(INSTRUCTIONS FOR THE TASK): Copy each line of the data below with the word "text".
BEGIN DATA ROWS
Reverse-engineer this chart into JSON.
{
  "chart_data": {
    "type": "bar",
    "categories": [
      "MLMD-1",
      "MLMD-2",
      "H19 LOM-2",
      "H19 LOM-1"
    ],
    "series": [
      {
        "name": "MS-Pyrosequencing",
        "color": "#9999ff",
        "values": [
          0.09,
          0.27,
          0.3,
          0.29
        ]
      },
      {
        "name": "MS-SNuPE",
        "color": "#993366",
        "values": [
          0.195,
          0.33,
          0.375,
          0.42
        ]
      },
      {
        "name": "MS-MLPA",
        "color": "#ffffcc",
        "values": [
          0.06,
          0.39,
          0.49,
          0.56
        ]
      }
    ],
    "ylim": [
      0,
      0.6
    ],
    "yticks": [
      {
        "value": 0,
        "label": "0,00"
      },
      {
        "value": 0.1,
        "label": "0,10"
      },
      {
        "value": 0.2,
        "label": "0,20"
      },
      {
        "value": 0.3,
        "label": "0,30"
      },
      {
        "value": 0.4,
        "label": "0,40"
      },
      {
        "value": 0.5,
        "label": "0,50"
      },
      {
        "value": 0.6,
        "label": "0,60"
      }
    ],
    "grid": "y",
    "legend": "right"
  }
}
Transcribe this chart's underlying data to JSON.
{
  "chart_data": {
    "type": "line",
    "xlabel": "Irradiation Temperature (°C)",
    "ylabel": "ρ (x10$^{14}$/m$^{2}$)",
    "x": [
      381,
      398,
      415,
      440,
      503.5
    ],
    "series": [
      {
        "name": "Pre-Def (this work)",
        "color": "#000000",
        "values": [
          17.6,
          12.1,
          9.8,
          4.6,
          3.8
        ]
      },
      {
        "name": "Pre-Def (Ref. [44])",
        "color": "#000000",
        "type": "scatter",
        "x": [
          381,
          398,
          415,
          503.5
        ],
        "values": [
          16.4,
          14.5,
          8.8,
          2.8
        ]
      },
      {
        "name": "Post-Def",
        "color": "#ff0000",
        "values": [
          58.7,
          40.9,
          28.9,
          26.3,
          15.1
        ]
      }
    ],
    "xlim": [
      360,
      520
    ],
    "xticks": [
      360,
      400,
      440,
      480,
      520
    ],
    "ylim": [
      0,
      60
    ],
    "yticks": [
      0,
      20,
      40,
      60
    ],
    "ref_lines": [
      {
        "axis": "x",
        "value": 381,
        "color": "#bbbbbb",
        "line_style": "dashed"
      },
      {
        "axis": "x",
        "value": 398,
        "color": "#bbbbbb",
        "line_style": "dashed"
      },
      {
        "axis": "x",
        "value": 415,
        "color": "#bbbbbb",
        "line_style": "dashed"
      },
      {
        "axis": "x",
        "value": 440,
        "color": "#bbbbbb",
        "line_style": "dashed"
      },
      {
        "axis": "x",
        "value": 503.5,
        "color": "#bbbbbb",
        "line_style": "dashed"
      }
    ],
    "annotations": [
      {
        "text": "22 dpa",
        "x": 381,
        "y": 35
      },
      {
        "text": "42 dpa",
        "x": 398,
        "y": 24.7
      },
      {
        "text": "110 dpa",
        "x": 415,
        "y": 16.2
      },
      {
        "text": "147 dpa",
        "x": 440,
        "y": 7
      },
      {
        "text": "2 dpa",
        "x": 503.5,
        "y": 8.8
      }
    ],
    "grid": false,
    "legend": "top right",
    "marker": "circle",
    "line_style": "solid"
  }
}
END DATA ROWS
(RESULT FOR THIS EXERCISE):
        "text": "22 dpa",
        "text": "42 dpa",
        "text": "110 dpa",
        "text": "147 dpa",
        "text": "2 dpa",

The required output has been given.